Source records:
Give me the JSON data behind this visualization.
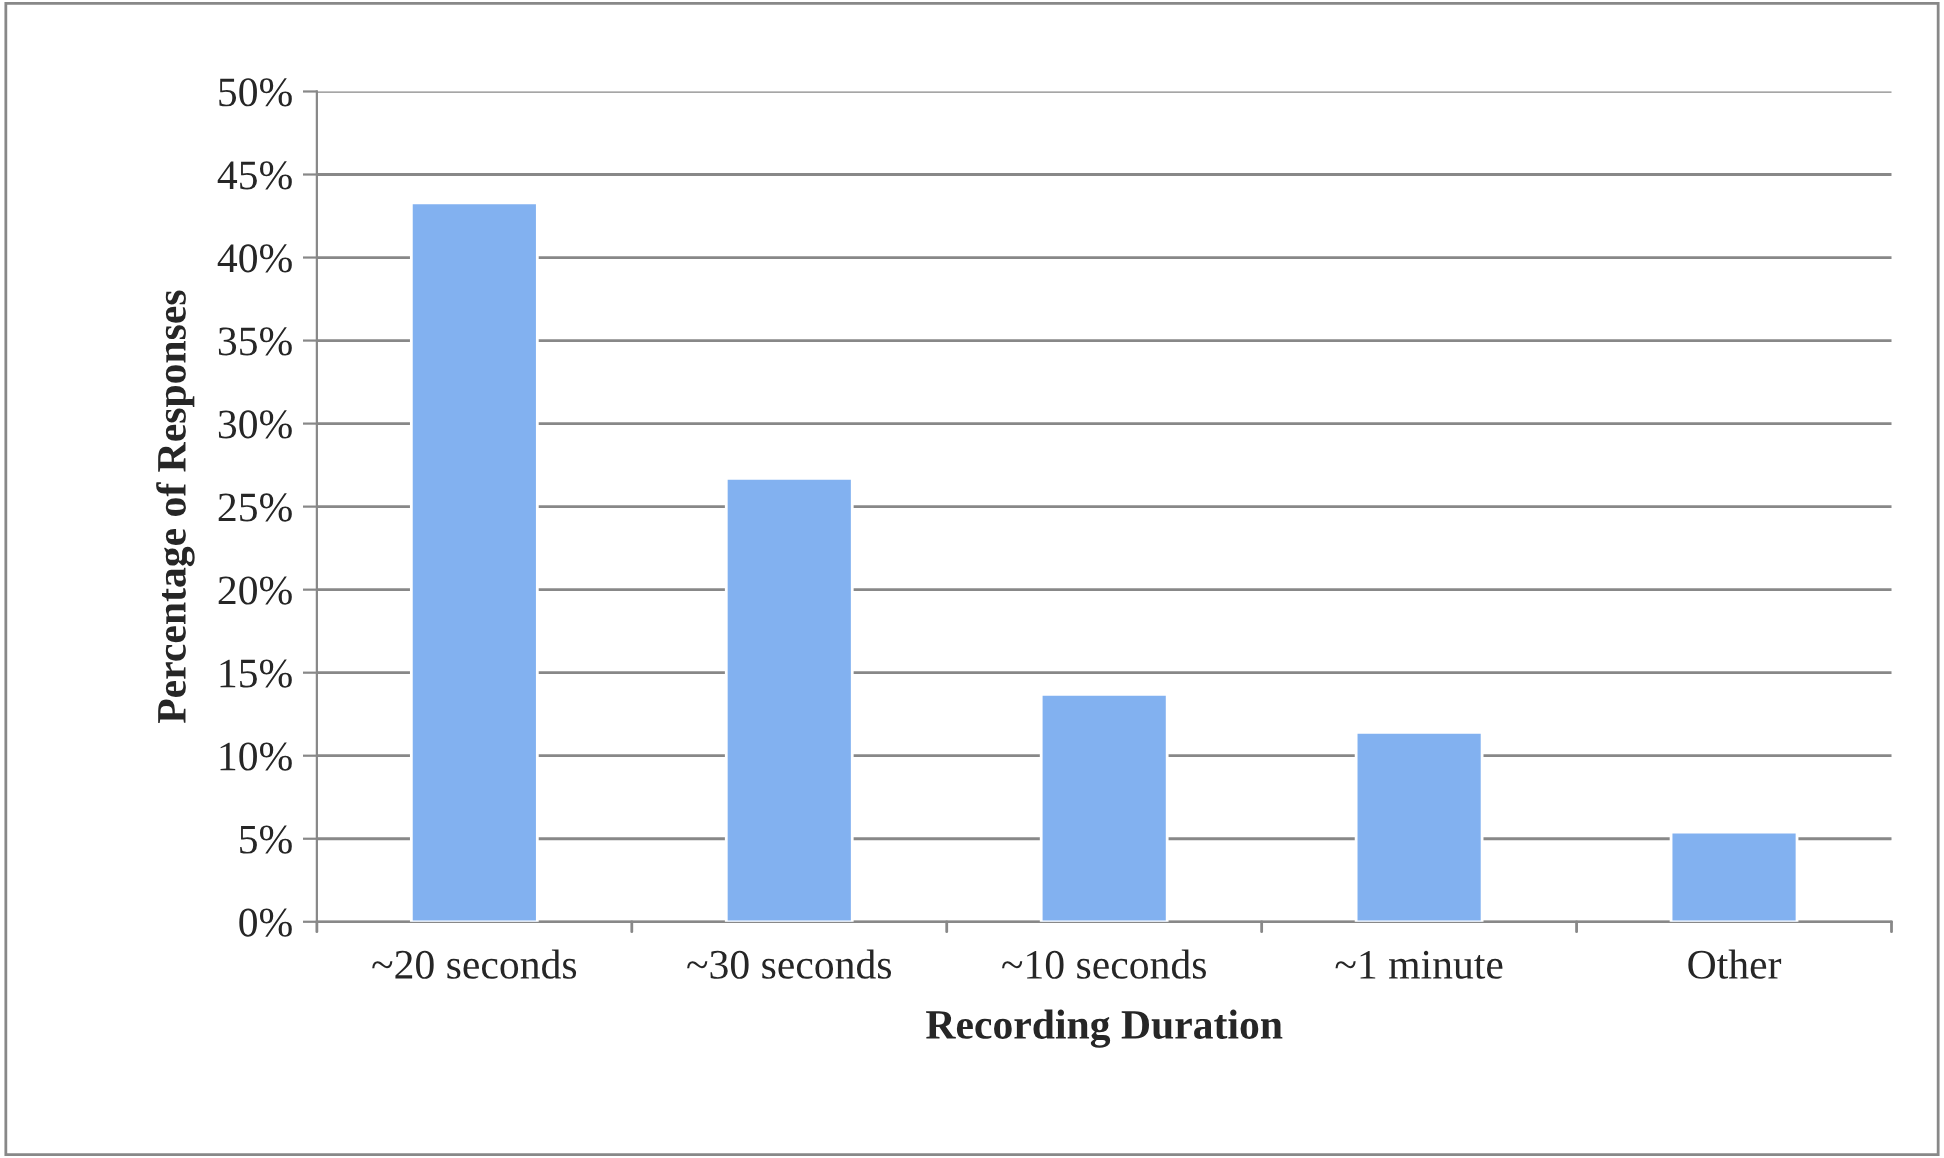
{
  "chart_data": {
    "type": "bar",
    "xlabel": "Recording Duration",
    "ylabel": "Percentage of Responses",
    "categories": [
      "~20 seconds",
      "~30 seconds",
      "~10 seconds",
      "~1 minute",
      "Other"
    ],
    "values": [
      43.3,
      26.7,
      13.7,
      11.4,
      5.4
    ],
    "color": "#82b1f0",
    "ylim": [
      0,
      50
    ],
    "yticks": [
      {
        "value": 0,
        "label": "0%"
      },
      {
        "value": 5,
        "label": "5%"
      },
      {
        "value": 10,
        "label": "10%"
      },
      {
        "value": 15,
        "label": "15%"
      },
      {
        "value": 20,
        "label": "20%"
      },
      {
        "value": 25,
        "label": "25%"
      },
      {
        "value": 30,
        "label": "30%"
      },
      {
        "value": 35,
        "label": "35%"
      },
      {
        "value": 40,
        "label": "40%"
      },
      {
        "value": 45,
        "label": "45%"
      },
      {
        "value": 50,
        "label": "50%"
      }
    ],
    "grid": "y",
    "legend": false
  }
}
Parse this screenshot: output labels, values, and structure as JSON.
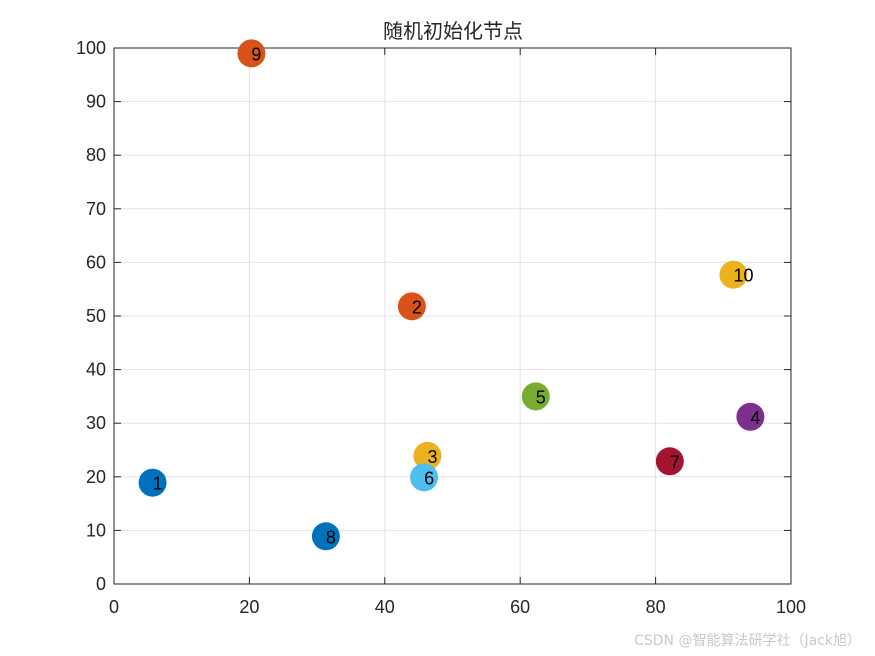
{
  "chart_data": {
    "type": "scatter",
    "title": "随机初始化节点",
    "xlabel": "",
    "ylabel": "",
    "xlim": [
      0,
      100
    ],
    "ylim": [
      0,
      100
    ],
    "xticks": [
      "0",
      "20",
      "40",
      "60",
      "80",
      "100"
    ],
    "yticks": [
      "0",
      "10",
      "20",
      "30",
      "40",
      "50",
      "60",
      "70",
      "80",
      "90",
      "100"
    ],
    "grid": true,
    "points": [
      {
        "label": "1",
        "x": 5.7,
        "y": 18.9,
        "color": "#0072BD"
      },
      {
        "label": "2",
        "x": 44.0,
        "y": 51.8,
        "color": "#D95319"
      },
      {
        "label": "3",
        "x": 46.3,
        "y": 23.9,
        "color": "#EDB120"
      },
      {
        "label": "4",
        "x": 94.0,
        "y": 31.2,
        "color": "#7E2F8E"
      },
      {
        "label": "5",
        "x": 62.3,
        "y": 35.0,
        "color": "#77AC30"
      },
      {
        "label": "6",
        "x": 45.8,
        "y": 19.9,
        "color": "#4DBEEE"
      },
      {
        "label": "7",
        "x": 82.1,
        "y": 22.9,
        "color": "#A2142F"
      },
      {
        "label": "8",
        "x": 31.3,
        "y": 8.9,
        "color": "#0072BD"
      },
      {
        "label": "9",
        "x": 20.3,
        "y": 99.0,
        "color": "#D95319"
      },
      {
        "label": "10",
        "x": 91.5,
        "y": 57.7,
        "color": "#EDB120"
      }
    ]
  },
  "watermark": "CSDN @智能算法研学社（Jack旭）"
}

## EXERCISE:
Write out the listing above exactly as it stands, pictures excluded.

## COMPLETE ANSWER:
Give me the JSON data behind this visualization.
{
  "chart_data": {
    "type": "bar",
    "xlabel": "Recording Duration",
    "ylabel": "Percentage of Responses",
    "categories": [
      "~20 seconds",
      "~30 seconds",
      "~10 seconds",
      "~1 minute",
      "Other"
    ],
    "values": [
      43.3,
      26.7,
      13.7,
      11.4,
      5.4
    ],
    "color": "#82b1f0",
    "ylim": [
      0,
      50
    ],
    "yticks": [
      {
        "value": 0,
        "label": "0%"
      },
      {
        "value": 5,
        "label": "5%"
      },
      {
        "value": 10,
        "label": "10%"
      },
      {
        "value": 15,
        "label": "15%"
      },
      {
        "value": 20,
        "label": "20%"
      },
      {
        "value": 25,
        "label": "25%"
      },
      {
        "value": 30,
        "label": "30%"
      },
      {
        "value": 35,
        "label": "35%"
      },
      {
        "value": 40,
        "label": "40%"
      },
      {
        "value": 45,
        "label": "45%"
      },
      {
        "value": 50,
        "label": "50%"
      }
    ],
    "grid": "y",
    "legend": false
  }
}
Parse this screenshot: output labels, values, and structure as JSON.
{
  "chart_data": {
    "type": "scatter",
    "title": "随机初始化节点",
    "xlabel": "",
    "ylabel": "",
    "xlim": [
      0,
      100
    ],
    "ylim": [
      0,
      100
    ],
    "xticks": [
      "0",
      "20",
      "40",
      "60",
      "80",
      "100"
    ],
    "yticks": [
      "0",
      "10",
      "20",
      "30",
      "40",
      "50",
      "60",
      "70",
      "80",
      "90",
      "100"
    ],
    "grid": true,
    "points": [
      {
        "label": "1",
        "x": 5.7,
        "y": 18.9,
        "color": "#0072BD"
      },
      {
        "label": "2",
        "x": 44.0,
        "y": 51.8,
        "color": "#D95319"
      },
      {
        "label": "3",
        "x": 46.3,
        "y": 23.9,
        "color": "#EDB120"
      },
      {
        "label": "4",
        "x": 94.0,
        "y": 31.2,
        "color": "#7E2F8E"
      },
      {
        "label": "5",
        "x": 62.3,
        "y": 35.0,
        "color": "#77AC30"
      },
      {
        "label": "6",
        "x": 45.8,
        "y": 19.9,
        "color": "#4DBEEE"
      },
      {
        "label": "7",
        "x": 82.1,
        "y": 22.9,
        "color": "#A2142F"
      },
      {
        "label": "8",
        "x": 31.3,
        "y": 8.9,
        "color": "#0072BD"
      },
      {
        "label": "9",
        "x": 20.3,
        "y": 99.0,
        "color": "#D95319"
      },
      {
        "label": "10",
        "x": 91.5,
        "y": 57.7,
        "color": "#EDB120"
      }
    ]
  },
  "watermark": "CSDN @智能算法研学社（Jack旭）"
}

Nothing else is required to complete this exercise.